### PROMPT
Reproduce the material exactly, omitting nothing.

### INFORMATION PROVIDED
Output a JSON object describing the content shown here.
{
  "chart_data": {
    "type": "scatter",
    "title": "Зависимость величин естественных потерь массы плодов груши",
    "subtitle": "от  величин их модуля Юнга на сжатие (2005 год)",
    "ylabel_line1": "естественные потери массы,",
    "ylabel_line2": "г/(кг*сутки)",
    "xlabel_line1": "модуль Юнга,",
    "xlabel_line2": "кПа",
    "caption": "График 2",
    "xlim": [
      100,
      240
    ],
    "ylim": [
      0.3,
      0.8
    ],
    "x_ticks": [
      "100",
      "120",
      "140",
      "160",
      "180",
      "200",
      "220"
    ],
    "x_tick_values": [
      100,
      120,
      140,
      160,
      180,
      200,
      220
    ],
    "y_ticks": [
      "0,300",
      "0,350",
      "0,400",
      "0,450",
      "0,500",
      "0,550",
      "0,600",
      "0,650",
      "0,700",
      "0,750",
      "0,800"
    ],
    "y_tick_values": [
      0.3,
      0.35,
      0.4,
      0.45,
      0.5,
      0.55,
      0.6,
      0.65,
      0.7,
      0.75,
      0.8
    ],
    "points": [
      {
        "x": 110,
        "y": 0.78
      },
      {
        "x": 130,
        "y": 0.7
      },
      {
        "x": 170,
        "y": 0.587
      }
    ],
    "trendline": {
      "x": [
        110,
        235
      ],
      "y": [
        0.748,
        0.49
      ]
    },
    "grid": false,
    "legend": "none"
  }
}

### THE ANSWER
Output a JSON object describing the content shown here.
{
  "chart_data": {
    "type": "scatter",
    "title": "Зависимость величин естественных потерь массы плодов груши",
    "subtitle": "от  величин их модуля Юнга на сжатие (2005 год)",
    "ylabel_line1": "естественные потери массы,",
    "ylabel_line2": "г/(кг*сутки)",
    "xlabel_line1": "модуль Юнга,",
    "xlabel_line2": "кПа",
    "caption": "График 2",
    "xlim": [
      100,
      240
    ],
    "ylim": [
      0.3,
      0.8
    ],
    "x_ticks": [
      "100",
      "120",
      "140",
      "160",
      "180",
      "200",
      "220"
    ],
    "x_tick_values": [
      100,
      120,
      140,
      160,
      180,
      200,
      220
    ],
    "y_ticks": [
      "0,300",
      "0,350",
      "0,400",
      "0,450",
      "0,500",
      "0,550",
      "0,600",
      "0,650",
      "0,700",
      "0,750",
      "0,800"
    ],
    "y_tick_values": [
      0.3,
      0.35,
      0.4,
      0.45,
      0.5,
      0.55,
      0.6,
      0.65,
      0.7,
      0.75,
      0.8
    ],
    "points": [
      {
        "x": 110,
        "y": 0.78
      },
      {
        "x": 130,
        "y": 0.7
      },
      {
        "x": 170,
        "y": 0.587
      }
    ],
    "trendline": {
      "x": [
        110,
        235
      ],
      "y": [
        0.748,
        0.49
      ]
    },
    "grid": false,
    "legend": "none"
  }
}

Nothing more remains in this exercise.